Exercise brief
Your task is to transcribe all of the records exactly and leave out the pictures.

Raw data
# # # # # # #
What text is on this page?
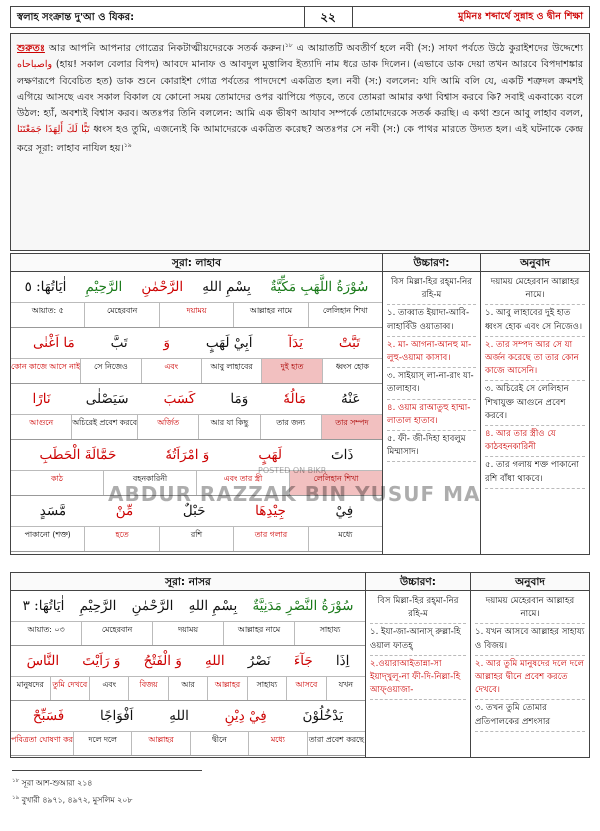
স্বলাহ সংক্রান্ত দু'আ ও যিকর:	২২	মুমিনঃ শব্দার্থে সুন্নাহ ও দ্বীন শিক্ষা
শুরুতঃ আর আপনি আপনার গোত্রের নিকটাত্মীয়দেরকে সতর্ক করুন।$^{১৮}$ এ আয়াতটি অবতীর্ণ হলে নবী (স:) সাফা পর্বতে উঠে কুরাইশদের উদ্দেশ্যে واصباحاه (হায়! সকাল বেলার বিপদ) আবদে মানাফ ও আবদুল মুত্তালিব ইত্যাদি নাম ধরে ডাক দিলেন। (এভাবে ডাক দেয়া তখন আরবে বিপদাশঙ্কার লক্ষণরূপে বিবেচিত হত) ডাক শুনে কোরাইশ গোত্র পর্বতের পাদদেশে একত্রিত হল। নবী (স:) বললেন: যদি আমি বলি যে, একটি শত্রুদল ক্রমশই এগিয়ে আসছে এবং সকাল বিকাল যে কোনো সময় তোমাদের ওপর ঝাপিয়ে পড়বে, তবে তোমরা আমার কথা বিশ্বাস করবে কি? সবাই একবাক্যে বলে উঠল: হ্যাঁ, অবশ্যই বিশ্বাস করব। অতঃপর তিনি বললেন: আমি এক ভীষণ আযাব সম্পর্কে তোমাদেরকে সতর্ক করছি। এ কথা শুনে আবু লাহাব বলল, تَبًّا لَكَ أَلِهَذَا جَمَعْتَنَا ধ্বংস হও তুমি, এজন্যেই কি আমাদেরকে একত্রিত করেছ? অতঃপর সে নবী (স:) কে পাথর মারতে উদ্যত হল। এই ঘটনাকে কেন্দ্র করে সূরা: লাহাব নাযিল হয়।$^{১৯}$
সূরা: লাহাব
سُوْرَةُ اللَّهَبِ مَكِّيَّةٌ
بِسْمِ اللهِ
الرَّحْمٰنِ
الرَّحِيْمِ
اٰيَاتُهَا: ٥
লেলিহান শিখা
আল্লাহর নামে
দয়াময়
মেহেরবান
আয়াত: ৫
تَبَّتْ
يَدَآ
اَبِيْ لَهَبٍ
وَ
تَبَّ
مَا اَغْنٰى
ধ্বংস হোক
দুই হাত
আবু লাহাবের
এবং
সে নিজেও
কোন কাজে আসে নাই
عَنْهُ
مَالُهٗ
وَمَا
كَسَبَ
سَيَصْلٰى
نَارًا
তার সম্পদ
তার জন্য
আর যা কিছু
অর্জিত
অচিরেই প্রবেশ করবে
আগুনে
ذَاتَ
لَهَبٍ
وَ امْرَاَتُهٗ
حَمَّالَةَ الْحَطَبِ
লেলিহান শিখা
এবং তার স্ত্রী
বহনকারিনী
কাঠ
فِيْ
جِيْدِهَا
حَبْلٌ
مِّنْ
مَّسَدٍ
মধ্যে
তার গলার
রশি
হতে
পাকানো (শক্ত)
উচ্চারণ:

বিস মিল্লা-হির রহ্‌মা-নির রহি-ম

১. তাব্বাত ইয়াদা-আবি-লাহাবিঁউ ওয়াতাব্ব।

২. মা- আগনা-আনহু মা-লুহু-ওয়ামা কাসাব।

৩. সাইয়াস্‌ লা-না-রাং যা-তালাহাব।

৪. ওয়াম রাআতুহু হাম্মা- লাতাল হাতাব।

৫. ফী- জী-দিহা হাবলুম মিম্মাসাদ।

অনুবাদ

দয়াময় মেহেরবান আল্লাহর নামে।

১. আবু লাহাবের দুই হাত ধ্বংস হোক এবং সে নিজেও।

২. তার সম্পদ আর সে যা অর্জন করেছে তা তার কোন কাজে আসেনি।

৩. অচিরেই সে লেলিহান শিখাযুক্ত আগুনে প্রবেশ করবে।

৪. আর তার স্ত্রীও যে কাঠবহনকারিনী

৫. তার গলায় শক্ত পাকানো রশি বাঁধা থাকবে।

POSTED ON BIKR
ABDUR RAZZAK BIN YUSUF MA
সূরা: নাসর
سُوْرَةُ النَّصْرِ مَدَنِيَّةٌ
بِسْمِ اللهِ
الرَّحْمٰنِ
الرَّحِيْمِ
اٰيَاتُهَا: ٣
সাহায্য
আল্লাহর নামে
দয়াময়
মেহেরবান
আয়াত: ০৩
اِذَا
جَآءَ
نَصْرُ
اللهِ
وَ الْفَتْحُ
وَ رَاَيْتَ
النَّاسَ
যখন
আসবে
সাহায্য
আল্লাহর
আর
বিজয়
এবং
তুমি দেখবে
মানুষদের
يَدْخُلُوْنَ
فِيْ دِيْنِ
اللهِ
اَفْوَاجًا
فَسَبِّحْ
তারা প্রবেশ করছে
মধ্যে
দ্বীনে
আল্লাহর
দলে দলে
পবিত্রতা ঘোষণা কর
উচ্চারণ:

বিস মিল্লা-হির রহ্‌মা-নির রহি-ম

১. ইযা-জা-আনাস্‌ রুল্লা-হি ওয়াল ফাতহ্‌

২.ওয়ারাআইতান্না-সা ইয়াদ্‌খুলূ-না ফী-দি-নিল্লা-হি আফ্‌ওয়াজা-

অনুবাদ

দয়াময় মেহেরবান আল্লাহর নামে।

১. যখন আসবে আল্লাহর সাহায্য ও বিজয়।

২. আর তুমি মানুষদের দলে দলে আল্লাহর দ্বীনে প্রবেশ করতে দেখবে।

৩. তখন তুমি তোমার প্রতিপালকের প্রশংসার

$^{১৮}$ সূরা আশ-শুআরা ২১৪
$^{১৯}$ বুখারী ৪৯৭১, ৪৯৭২, মুসলিম ২০৮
# # # # # # #
Exercise result
What text is on this page?
স্বলাহ সংক্রান্ত দু'আ ও যিকর:	২২	মুমিনঃ শব্দার্থে সুন্নাহ ও দ্বীন শিক্ষা
শুরুতঃ আর আপনি আপনার গোত্রের নিকটাত্মীয়দেরকে সতর্ক করুন।$^{১৮}$ এ আয়াতটি অবতীর্ণ হলে নবী (স:) সাফা পর্বতে উঠে কুরাইশদের উদ্দেশ্যে واصباحاه (হায়! সকাল বেলার বিপদ) আবদে মানাফ ও আবদুল মুত্তালিব ইত্যাদি নাম ধরে ডাক দিলেন। (এভাবে ডাক দেয়া তখন আরবে বিপদাশঙ্কার লক্ষণরূপে বিবেচিত হত) ডাক শুনে কোরাইশ গোত্র পর্বতের পাদদেশে একত্রিত হল। নবী (স:) বললেন: যদি আমি বলি যে, একটি শত্রুদল ক্রমশই এগিয়ে আসছে এবং সকাল বিকাল যে কোনো সময় তোমাদের ওপর ঝাপিয়ে পড়বে, তবে তোমরা আমার কথা বিশ্বাস করবে কি? সবাই একবাক্যে বলে উঠল: হ্যাঁ, অবশ্যই বিশ্বাস করব। অতঃপর তিনি বললেন: আমি এক ভীষণ আযাব সম্পর্কে তোমাদেরকে সতর্ক করছি। এ কথা শুনে আবু লাহাব বলল, تَبًّا لَكَ أَلِهَذَا جَمَعْتَنَا ধ্বংস হও তুমি, এজন্যেই কি আমাদেরকে একত্রিত করেছ? অতঃপর সে নবী (স:) কে পাথর মারতে উদ্যত হল। এই ঘটনাকে কেন্দ্র করে সূরা: লাহাব নাযিল হয়।$^{১৯}$
সূরা: লাহাব
سُوْرَةُ اللَّهَبِ مَكِّيَّةٌ
بِسْمِ اللهِ
الرَّحْمٰنِ
الرَّحِيْمِ
اٰيَاتُهَا: ٥
লেলিহান শিখা
আল্লাহর নামে
দয়াময়
মেহেরবান
আয়াত: ৫
تَبَّتْ
يَدَآ
اَبِيْ لَهَبٍ
وَ
تَبَّ
مَا اَغْنٰى
ধ্বংস হোক
দুই হাত
আবু লাহাবের
এবং
সে নিজেও
কোন কাজে আসে নাই
عَنْهُ
مَالُهٗ
وَمَا
كَسَبَ
سَيَصْلٰى
نَارًا
তার সম্পদ
তার জন্য
আর যা কিছু
অর্জিত
অচিরেই প্রবেশ করবে
আগুনে
ذَاتَ
لَهَبٍ
وَ امْرَاَتُهٗ
حَمَّالَةَ الْحَطَبِ
লেলিহান শিখা
এবং তার স্ত্রী
বহনকারিনী
কাঠ
فِيْ
جِيْدِهَا
حَبْلٌ
مِّنْ
مَّسَدٍ
মধ্যে
তার গলার
রশি
হতে
পাকানো (শক্ত)
উচ্চারণ:

বিস মিল্লা-হির রহ্‌মা-নির রহি-ম

১. তাব্বাত ইয়াদা-আবি-লাহাবিঁউ ওয়াতাব্ব।

২. মা- আগনা-আনহু মা-লুহু-ওয়ামা কাসাব।

৩. সাইয়াস্‌ লা-না-রাং যা-তালাহাব।

৪. ওয়াম রাআতুহু হাম্মা- লাতাল হাতাব।

৫. ফী- জী-দিহা হাবলুম মিম্মাসাদ।

অনুবাদ

দয়াময় মেহেরবান আল্লাহর নামে।

১. আবু লাহাবের দুই হাত ধ্বংস হোক এবং সে নিজেও।

২. তার সম্পদ আর সে যা অর্জন করেছে তা তার কোন কাজে আসেনি।

৩. অচিরেই সে লেলিহান শিখাযুক্ত আগুনে প্রবেশ করবে।

৪. আর তার স্ত্রীও যে কাঠবহনকারিনী

৫. তার গলায় শক্ত পাকানো রশি বাঁধা থাকবে।

POSTED ON BIKR
ABDUR RAZZAK BIN YUSUF MA
সূরা: নাসর
سُوْرَةُ النَّصْرِ مَدَنِيَّةٌ
بِسْمِ اللهِ
الرَّحْمٰنِ
الرَّحِيْمِ
اٰيَاتُهَا: ٣
সাহায্য
আল্লাহর নামে
দয়াময়
মেহেরবান
আয়াত: ০৩
اِذَا
جَآءَ
نَصْرُ
اللهِ
وَ الْفَتْحُ
وَ رَاَيْتَ
النَّاسَ
যখন
আসবে
সাহায্য
আল্লাহর
আর
বিজয়
এবং
তুমি দেখবে
মানুষদের
يَدْخُلُوْنَ
فِيْ دِيْنِ
اللهِ
اَفْوَاجًا
فَسَبِّحْ
তারা প্রবেশ করছে
মধ্যে
দ্বীনে
আল্লাহর
দলে দলে
পবিত্রতা ঘোষণা কর
উচ্চারণ:

বিস মিল্লা-হির রহ্‌মা-নির রহি-ম

১. ইযা-জা-আনাস্‌ রুল্লা-হি ওয়াল ফাতহ্‌

২.ওয়ারাআইতান্না-সা ইয়াদ্‌খুলূ-না ফী-দি-নিল্লা-হি আফ্‌ওয়াজা-

অনুবাদ

দয়াময় মেহেরবান আল্লাহর নামে।

১. যখন আসবে আল্লাহর সাহায্য ও বিজয়।

২. আর তুমি মানুষদের দলে দলে আল্লাহর দ্বীনে প্রবেশ করতে দেখবে।

৩. তখন তুমি তোমার প্রতিপালকের প্রশংসার

$^{১৮}$ সূরা আশ-শুআরা ২১৪
$^{১৯}$ বুখারী ৪৯৭১, ৪৯৭২, মুসলিম ২০৮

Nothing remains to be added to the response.